Material provided:
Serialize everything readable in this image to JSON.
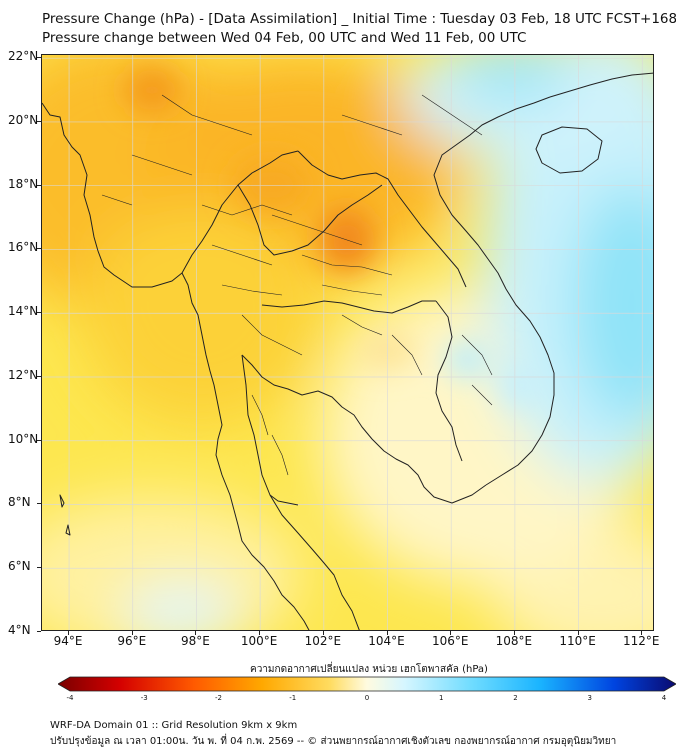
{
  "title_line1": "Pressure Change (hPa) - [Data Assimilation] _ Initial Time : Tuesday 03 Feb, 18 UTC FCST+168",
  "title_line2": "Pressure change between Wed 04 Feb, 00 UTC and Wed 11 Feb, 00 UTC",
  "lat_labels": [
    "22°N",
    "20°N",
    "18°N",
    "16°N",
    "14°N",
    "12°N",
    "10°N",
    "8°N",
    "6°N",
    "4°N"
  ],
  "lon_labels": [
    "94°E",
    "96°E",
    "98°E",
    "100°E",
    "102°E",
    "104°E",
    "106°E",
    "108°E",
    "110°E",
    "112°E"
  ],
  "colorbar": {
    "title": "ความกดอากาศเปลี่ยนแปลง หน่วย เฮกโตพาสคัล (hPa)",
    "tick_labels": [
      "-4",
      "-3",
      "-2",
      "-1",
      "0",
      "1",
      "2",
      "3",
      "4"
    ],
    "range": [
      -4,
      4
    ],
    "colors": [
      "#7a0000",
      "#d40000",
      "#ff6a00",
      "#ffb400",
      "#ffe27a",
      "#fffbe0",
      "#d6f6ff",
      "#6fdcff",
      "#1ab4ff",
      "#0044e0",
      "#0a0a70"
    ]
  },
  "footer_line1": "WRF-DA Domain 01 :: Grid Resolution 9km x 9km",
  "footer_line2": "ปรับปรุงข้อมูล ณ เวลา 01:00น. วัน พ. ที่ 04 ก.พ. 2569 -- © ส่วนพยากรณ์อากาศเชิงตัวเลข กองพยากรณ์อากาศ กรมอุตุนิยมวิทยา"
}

Your task: Show each line of the listing that holds the string "Pressure".

Answer to this task:
  "title_line1": "Pressure Change (hPa) - [Data Assimilation] _ Initial Time : Tuesday 03 Feb, 18 UTC FCST+168",
  "title_line2": "Pressure change between Wed 04 Feb, 00 UTC and Wed 11 Feb, 00 UTC",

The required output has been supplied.